Dataset rows:

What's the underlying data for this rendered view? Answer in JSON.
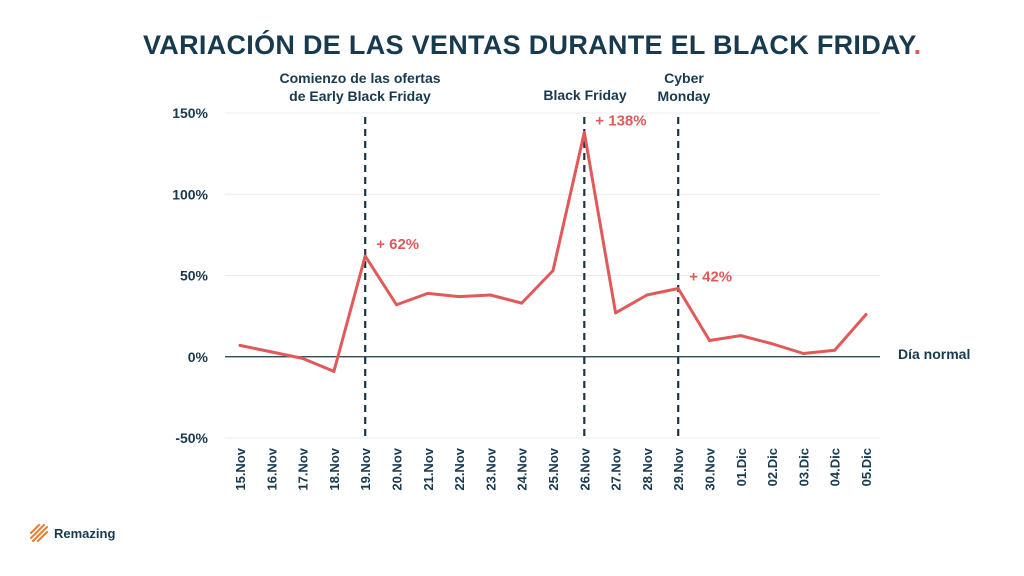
{
  "title": "VARIACIÓN DE LAS VENTAS DURANTE EL BLACK FRIDAY",
  "title_dot": ".",
  "brand": {
    "name": "Remazing"
  },
  "colors": {
    "line": "#e05a5a",
    "text": "#173a4f",
    "grid": "#e9ecef",
    "baseline": "#1c3545"
  },
  "chart_data": {
    "type": "line",
    "title": "VARIACIÓN DE LAS VENTAS DURANTE EL BLACK FRIDAY",
    "xlabel": "",
    "ylabel": "",
    "categories": [
      "15.Nov",
      "16.Nov",
      "17.Nov",
      "18.Nov",
      "19.Nov",
      "20.Nov",
      "21.Nov",
      "22.Nov",
      "23.Nov",
      "24.Nov",
      "25.Nov",
      "26.Nov",
      "27.Nov",
      "28.Nov",
      "29.Nov",
      "30.Nov",
      "01.Dic",
      "02.Dic",
      "03.Dic",
      "04.Dic",
      "05.Dic"
    ],
    "series": [
      {
        "values": [
          7,
          3,
          -1,
          -9,
          62,
          32,
          39,
          37,
          38,
          33,
          53,
          138,
          27,
          38,
          42,
          10,
          13,
          8,
          2,
          4,
          26
        ]
      }
    ],
    "ylim": [
      -50,
      150
    ],
    "yticks": [
      -50,
      0,
      50,
      100,
      150
    ],
    "ytick_labels": [
      "-50%",
      "0%",
      "50%",
      "100%",
      "150%"
    ],
    "grid": true,
    "baseline_label": "Día normal",
    "markers": [
      {
        "category": "19.Nov",
        "label_lines": [
          "Comienzo de las ofertas",
          "de Early Black Friday"
        ]
      },
      {
        "category": "26.Nov",
        "label_lines": [
          "Black Friday"
        ]
      },
      {
        "category": "29.Nov",
        "label_lines": [
          "Cyber",
          "Monday"
        ]
      }
    ],
    "annotations": [
      {
        "category": "19.Nov",
        "value": 62,
        "text": "+ 62%"
      },
      {
        "category": "26.Nov",
        "value": 138,
        "text": "+ 138%"
      },
      {
        "category": "29.Nov",
        "value": 42,
        "text": "+ 42%"
      }
    ]
  }
}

• _OBJECTIVE_
Determine the number of lines where the string "VENTAS" occurs, and give that number only.

• _FINAL RESULT_
2